** Begin **

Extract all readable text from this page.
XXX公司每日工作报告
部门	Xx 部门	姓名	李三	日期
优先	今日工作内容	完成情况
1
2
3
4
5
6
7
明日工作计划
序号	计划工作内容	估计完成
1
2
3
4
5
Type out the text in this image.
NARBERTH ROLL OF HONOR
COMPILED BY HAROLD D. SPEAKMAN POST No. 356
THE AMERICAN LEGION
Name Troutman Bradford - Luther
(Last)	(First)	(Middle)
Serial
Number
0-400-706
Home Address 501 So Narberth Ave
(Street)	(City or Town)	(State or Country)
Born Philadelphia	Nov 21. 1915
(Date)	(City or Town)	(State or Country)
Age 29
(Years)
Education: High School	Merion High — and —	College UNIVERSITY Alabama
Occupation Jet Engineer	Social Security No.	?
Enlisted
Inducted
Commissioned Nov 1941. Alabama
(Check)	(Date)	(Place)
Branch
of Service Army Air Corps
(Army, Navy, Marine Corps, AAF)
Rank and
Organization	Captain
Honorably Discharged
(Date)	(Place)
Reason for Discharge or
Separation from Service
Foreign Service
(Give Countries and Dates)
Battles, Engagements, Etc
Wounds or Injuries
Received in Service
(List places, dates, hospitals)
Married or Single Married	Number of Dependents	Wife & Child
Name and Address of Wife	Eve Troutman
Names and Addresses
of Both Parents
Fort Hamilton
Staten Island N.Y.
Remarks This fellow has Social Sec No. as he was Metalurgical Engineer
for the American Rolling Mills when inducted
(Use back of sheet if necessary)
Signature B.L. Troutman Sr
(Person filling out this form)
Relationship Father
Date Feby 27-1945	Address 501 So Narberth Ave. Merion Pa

** End **

● SET EXERCISE
From the listing above, return each line with the word "Country".

● SOLVED EXERCISE
(Street)	(City or Town)	(State or Country)
(Date)	(City or Town)	(State or Country)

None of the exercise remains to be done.